Document segment |
● ● ● ● ●
# Coolant Leak in 2014 LS Cruze 1.8L



## Hazardoushawke (Jan 10, 2019)

So, lately I have had a severe coolant leak that i cant find the source of. By severe, i mean, my reservoir is empty every morning and there is coolant everywhere. While the vehicle is running and warm, there's no visible leak, and throughout the day everything seems fine. However, every morning, my reservoir is empty. I checked all lines running to and from reservoir. I replaced the Lower radiator hose because it was wet every morning. My radiator is wet every morning as well, but there's no visible cracking or any loose seals along any of the connections. Water pump and seals around are intact and remain dry, but i cant seem to figure out where the leak is coming from. Any ideas?


----------



## Thebigzeus (Dec 2, 2018)

You should rent a coolant leak tester from an autoparts store or buy one here: Welcome to CruzeKits.com, Home of the PCV Fix Kit

Well worth the price, helped me trace one boost leak and two coolant leaks, paid for itself.


----------



## Hazardoushawke (Jan 10, 2019)
● ● ● ● ●
Data section |
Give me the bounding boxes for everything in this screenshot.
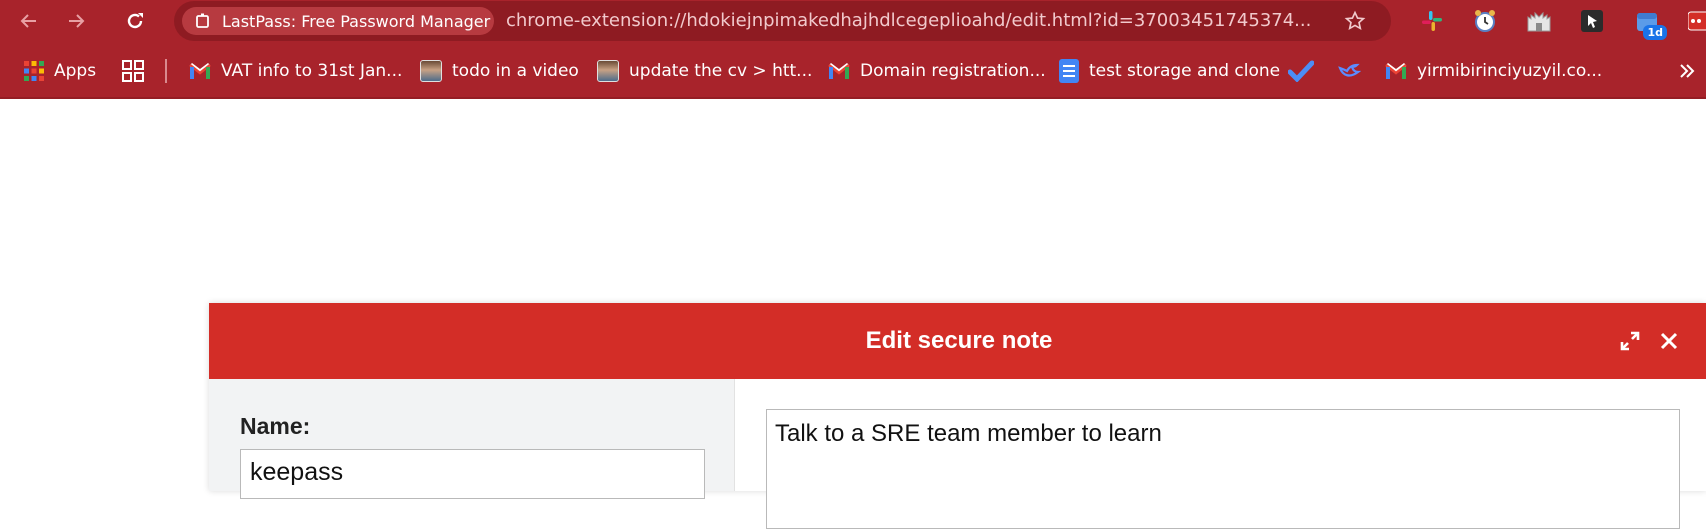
● ● ● ● ●
Required work |
1 – Decide whether each statement agrees with the thread on the Cruze coolant leak. Answer yes or no for each, and quote the words of the thread that settle it.
(a) The coolant reservoir is found empty every morning.
(b) The poster replaced the upper radiator hose.
(c) The water pump and the seals around it stay dry.
2 – From the thread on the Cruze coolant leak, write out the passage that starts at the words "# Coolant Leak" and ends after the words "from. Any ideas?".
3 – Continue the thread on the Cruze coolant leak from the point where it stops.

Answers to the exercises |
1 –
(a) Yes: "my reservoir is empty every morning"
(b) No: "I replaced the Lower radiator hose because it was wet every morning."
(c) Yes: "Water pump and seals around are intact and remain dry"

2 –
# Coolant Leak in 2014 LS Cruze 1.8L



## Hazardoushawke (Jan 10, 2019)

So, lately I have had a severe coolant leak that i cant find the source of. By severe, i mean, my reservoir is empty every morning and there is coolant everywhere. While the vehicle is running and warm, there's no visible leak, and throughout the day everything seems fine. However, every morning, my reservoir is empty. I checked all lines running to and from reservoir. I replaced the Lower radiator hose because it was wet every morning. My radiator is wet every morning as well, but there's no visible cracking or any loose seals along any of the connections. Water pump and seals around are intact and remain dry, but i cant seem to figure out where the leak is coming from. Any ideas?

3 –
I'll have to see if i can find one. I've read that the water outlet tends to fail pretty often with the cruze, but im not sure where its located under the hood to even check. Every video I have seen shows it on the driver side of the engine compartment near the reservoir, but its not there on mine. The reservoir return hose runs along the backside of the engine to the passenger side. Is that where I should be looking?


----------



## Thebigzeus (Dec 2, 2018)

Do you have a 1.8L or a 1.4L? Here's some pics of my 1.4. The first if of the thermostat by the belt on the passenger side. Second is the water outlet on the drivers side, that hose on top sometimes leaks and the whole seal itself on the outlet that bolts to the block can leak.


----------



## Hazardoushawke (Jan 10, 2019)

I have a 1.8. I'll update title to reflect that.


----------



## Maqcro1 (Apr 29, 2019)

Have you checked the ECT In the radiator? Also the water pump for me leaked horribly while the engine was cool but once the engine warmed up it stopped leaking. I was losing about 1/4 tank a day.


----------



## Maqcro1 (Apr 29, 2019)

This is what the 1.8L looks like. 








You water outlet might be plastic since I replaced mine with a metal one. I haven’t really seen anyone with a leak on the 1.8L water outlet.

check on the oil cooler pipe also. Both sides might have a bad o-ring. Both o-rings and the pipe have superseded part numbers. Here are what both sides look like.















one side is behind the exhaust manifold and the other side is below the thermostat attached to the water outlet.

also here is a picture of the ECT on the passenger side of the radiator.


----------



## Hazardoushawke (Jan 10, 2019)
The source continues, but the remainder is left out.